>> Begin DOCUMENT SEGMENT

What does the weather map of human affairs look like today? Bring to God any news headlines buzzing in your mind.

On a sunny day, looking out on a calm landscape, cultivated and domesticated by human efforts, it is easy to feel we are masters of our life and destiny. When a storm comes, we may be thrilled by the magnificence of lightning and energised by rumbling thunder, but we are right to be afraid. Despite all our technology, we are powerless before a wind that tears off roofs and fells trees, or rain that swells rivers into floods!

The original singers of this psalm will have seen many dramatic storms sweep in from the sea and extend across their land from northern forests (v 5) to southern deserts (v 8). In pagan myths, elements in nature are identified with particular gods and define their character; thunder is usually the voice of a powerful, unpredictable god. In the Hebrew Scriptures all of creation together points to the Creator but God is not defined by any one of its themes. He is like the white light that comes when the colours of the spectrum shine together.

So the psalm begins with the glory, strength and splendour, acknowledged at all times by choruses of angels (‘mighty ones’, v 1), deserving human wonder and praise. Then it picks out the colours of judgement and salvation. It reminds us that, at any moment, the voice of the Lord can break through into human affairs like a storm, washing away debris, blowing down decaying structures and leaving behind plentiful water and the peace in which new life can flourish. The commentator Kidner points out that the word for ‘flood’ (v 10) is found only in the story of Noah (Gen 6-10; Kidner, Psalms 1-72 IVP), an early picture of how God’s judgement and salvation fit together.

In modern cultures people easily panic when events seem disastrous. God’s people can be active in the clear up, but also calm in trusting that God’s winds blow for good (Rom 8:28).

>> End DOCUMENT SEGMENT

WHAT TO DO:
#1 In the psalm reflection, which story is the only other place the word for "flood" in verse 10 appears?
#2 List every Bible reference that the psalm reflection gives in parentheses.

>> Begin EXTRACTED INFORMATION

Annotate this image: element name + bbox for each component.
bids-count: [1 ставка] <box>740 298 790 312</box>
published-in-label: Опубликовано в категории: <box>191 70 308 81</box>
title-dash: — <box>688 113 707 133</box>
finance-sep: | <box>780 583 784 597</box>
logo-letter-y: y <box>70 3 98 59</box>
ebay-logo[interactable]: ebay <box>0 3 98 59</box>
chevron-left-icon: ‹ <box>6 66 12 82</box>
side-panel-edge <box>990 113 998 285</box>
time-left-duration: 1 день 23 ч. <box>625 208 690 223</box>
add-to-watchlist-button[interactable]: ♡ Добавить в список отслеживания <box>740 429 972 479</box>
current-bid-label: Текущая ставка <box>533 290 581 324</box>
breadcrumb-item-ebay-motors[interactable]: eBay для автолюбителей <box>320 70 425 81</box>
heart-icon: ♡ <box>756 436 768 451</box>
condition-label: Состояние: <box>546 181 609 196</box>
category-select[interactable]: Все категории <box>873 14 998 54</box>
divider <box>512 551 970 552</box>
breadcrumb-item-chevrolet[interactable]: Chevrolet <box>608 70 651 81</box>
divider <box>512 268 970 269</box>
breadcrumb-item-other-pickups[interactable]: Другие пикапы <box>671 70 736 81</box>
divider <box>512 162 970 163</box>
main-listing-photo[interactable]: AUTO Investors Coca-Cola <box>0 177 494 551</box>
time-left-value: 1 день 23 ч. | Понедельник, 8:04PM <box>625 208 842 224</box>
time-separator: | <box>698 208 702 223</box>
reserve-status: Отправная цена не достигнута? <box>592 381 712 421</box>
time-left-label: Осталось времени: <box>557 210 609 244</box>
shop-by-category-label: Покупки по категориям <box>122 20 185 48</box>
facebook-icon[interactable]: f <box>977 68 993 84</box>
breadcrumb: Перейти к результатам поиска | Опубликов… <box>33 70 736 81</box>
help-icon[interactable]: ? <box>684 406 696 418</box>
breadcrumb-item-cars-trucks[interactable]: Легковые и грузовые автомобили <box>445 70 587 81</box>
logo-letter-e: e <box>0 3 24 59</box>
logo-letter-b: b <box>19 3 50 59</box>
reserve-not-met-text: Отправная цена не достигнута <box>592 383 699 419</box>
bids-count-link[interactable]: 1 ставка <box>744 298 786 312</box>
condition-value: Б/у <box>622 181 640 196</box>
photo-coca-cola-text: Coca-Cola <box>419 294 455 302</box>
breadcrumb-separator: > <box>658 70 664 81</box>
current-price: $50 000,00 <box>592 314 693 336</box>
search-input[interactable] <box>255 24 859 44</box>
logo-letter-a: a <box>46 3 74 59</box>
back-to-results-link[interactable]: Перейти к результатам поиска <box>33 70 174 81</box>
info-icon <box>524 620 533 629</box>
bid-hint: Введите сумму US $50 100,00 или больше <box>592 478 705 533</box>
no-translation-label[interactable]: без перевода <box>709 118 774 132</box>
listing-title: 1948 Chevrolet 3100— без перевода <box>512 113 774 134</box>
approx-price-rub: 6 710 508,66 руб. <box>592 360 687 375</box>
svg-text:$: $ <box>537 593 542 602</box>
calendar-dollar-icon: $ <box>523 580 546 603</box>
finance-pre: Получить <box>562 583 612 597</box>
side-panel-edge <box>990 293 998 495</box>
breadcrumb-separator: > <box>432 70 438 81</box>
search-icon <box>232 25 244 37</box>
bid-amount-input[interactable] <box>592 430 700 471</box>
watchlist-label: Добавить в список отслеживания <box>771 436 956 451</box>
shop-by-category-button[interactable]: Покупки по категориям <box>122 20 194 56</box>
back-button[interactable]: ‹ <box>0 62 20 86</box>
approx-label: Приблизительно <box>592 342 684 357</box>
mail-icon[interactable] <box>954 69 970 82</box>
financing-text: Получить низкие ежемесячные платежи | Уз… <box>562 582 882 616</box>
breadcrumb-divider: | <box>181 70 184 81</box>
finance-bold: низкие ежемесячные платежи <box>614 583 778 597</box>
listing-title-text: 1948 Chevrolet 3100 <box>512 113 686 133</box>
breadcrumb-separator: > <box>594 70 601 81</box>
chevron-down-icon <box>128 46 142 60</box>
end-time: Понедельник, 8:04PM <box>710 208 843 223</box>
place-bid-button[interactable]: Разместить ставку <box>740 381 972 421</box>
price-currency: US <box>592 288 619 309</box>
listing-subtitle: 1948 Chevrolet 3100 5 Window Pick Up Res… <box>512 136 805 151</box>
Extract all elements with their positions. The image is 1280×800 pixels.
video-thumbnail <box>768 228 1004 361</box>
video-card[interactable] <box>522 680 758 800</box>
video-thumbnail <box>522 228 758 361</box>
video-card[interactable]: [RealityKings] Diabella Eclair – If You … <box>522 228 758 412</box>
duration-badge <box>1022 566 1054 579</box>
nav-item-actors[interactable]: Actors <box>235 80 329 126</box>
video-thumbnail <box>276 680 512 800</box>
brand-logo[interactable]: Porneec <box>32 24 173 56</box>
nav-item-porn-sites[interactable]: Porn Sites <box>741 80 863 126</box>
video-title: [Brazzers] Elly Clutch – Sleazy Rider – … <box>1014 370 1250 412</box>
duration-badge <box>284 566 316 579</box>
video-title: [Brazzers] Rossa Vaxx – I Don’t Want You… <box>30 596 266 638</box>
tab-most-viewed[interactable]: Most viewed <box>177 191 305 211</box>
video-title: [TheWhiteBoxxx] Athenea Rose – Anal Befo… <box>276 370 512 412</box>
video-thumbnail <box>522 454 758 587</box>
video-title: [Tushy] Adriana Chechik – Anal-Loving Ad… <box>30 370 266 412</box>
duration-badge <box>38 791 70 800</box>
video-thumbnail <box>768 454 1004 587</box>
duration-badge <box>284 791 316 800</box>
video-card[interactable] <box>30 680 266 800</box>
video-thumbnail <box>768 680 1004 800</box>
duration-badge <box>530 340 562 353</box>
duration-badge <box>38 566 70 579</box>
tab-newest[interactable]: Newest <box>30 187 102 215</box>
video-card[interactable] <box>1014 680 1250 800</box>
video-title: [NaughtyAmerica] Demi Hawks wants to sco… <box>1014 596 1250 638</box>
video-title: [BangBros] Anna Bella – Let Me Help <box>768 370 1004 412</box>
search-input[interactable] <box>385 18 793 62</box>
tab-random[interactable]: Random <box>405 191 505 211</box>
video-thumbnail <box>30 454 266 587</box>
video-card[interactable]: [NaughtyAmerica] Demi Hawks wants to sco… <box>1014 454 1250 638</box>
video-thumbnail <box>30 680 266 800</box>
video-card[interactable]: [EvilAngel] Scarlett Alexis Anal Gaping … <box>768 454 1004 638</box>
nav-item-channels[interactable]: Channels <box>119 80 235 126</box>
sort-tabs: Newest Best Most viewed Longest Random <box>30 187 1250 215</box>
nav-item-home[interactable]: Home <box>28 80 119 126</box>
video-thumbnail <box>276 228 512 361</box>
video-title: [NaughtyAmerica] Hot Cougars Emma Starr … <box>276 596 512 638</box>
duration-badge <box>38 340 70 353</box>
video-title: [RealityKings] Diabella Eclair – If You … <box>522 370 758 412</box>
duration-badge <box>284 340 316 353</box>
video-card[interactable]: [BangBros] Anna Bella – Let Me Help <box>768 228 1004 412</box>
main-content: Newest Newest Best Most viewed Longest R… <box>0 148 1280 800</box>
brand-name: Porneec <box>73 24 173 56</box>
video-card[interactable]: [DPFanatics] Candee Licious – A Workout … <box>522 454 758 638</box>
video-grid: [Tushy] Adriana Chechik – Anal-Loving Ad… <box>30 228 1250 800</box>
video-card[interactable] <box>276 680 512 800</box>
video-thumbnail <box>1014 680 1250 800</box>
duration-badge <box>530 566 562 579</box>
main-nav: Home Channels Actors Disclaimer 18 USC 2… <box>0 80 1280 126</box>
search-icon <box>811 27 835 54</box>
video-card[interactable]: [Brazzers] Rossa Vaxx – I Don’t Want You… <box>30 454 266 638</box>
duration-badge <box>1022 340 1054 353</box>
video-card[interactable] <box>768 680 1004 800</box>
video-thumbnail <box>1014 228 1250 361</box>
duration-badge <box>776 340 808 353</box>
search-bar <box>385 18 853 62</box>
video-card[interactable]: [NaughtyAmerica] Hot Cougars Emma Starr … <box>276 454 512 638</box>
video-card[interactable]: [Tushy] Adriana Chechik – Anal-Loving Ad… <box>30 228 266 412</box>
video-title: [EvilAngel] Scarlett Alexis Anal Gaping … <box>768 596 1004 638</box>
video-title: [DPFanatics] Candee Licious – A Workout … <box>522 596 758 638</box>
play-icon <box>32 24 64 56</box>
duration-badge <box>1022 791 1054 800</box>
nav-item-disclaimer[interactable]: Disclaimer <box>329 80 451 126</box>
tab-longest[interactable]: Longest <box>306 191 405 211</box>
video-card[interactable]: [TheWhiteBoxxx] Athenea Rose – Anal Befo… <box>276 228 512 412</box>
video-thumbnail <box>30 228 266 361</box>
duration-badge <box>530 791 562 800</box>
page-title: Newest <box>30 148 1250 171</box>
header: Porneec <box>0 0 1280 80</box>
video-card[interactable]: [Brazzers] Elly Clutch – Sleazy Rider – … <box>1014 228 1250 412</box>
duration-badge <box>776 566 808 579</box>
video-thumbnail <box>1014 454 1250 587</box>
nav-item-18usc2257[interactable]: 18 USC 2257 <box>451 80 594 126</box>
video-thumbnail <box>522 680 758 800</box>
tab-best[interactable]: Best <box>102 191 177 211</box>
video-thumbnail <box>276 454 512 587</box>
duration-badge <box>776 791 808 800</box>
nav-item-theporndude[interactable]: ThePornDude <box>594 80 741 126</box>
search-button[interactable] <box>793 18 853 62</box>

>> End EXTRACTED INFORMATION

SOLUTIONS BELOW:
#1 The story of Noah (Gen 6-10).

#2
- v 5
- v 8
- v 1
- v 10
- Gen 6-10
- Rom 8:28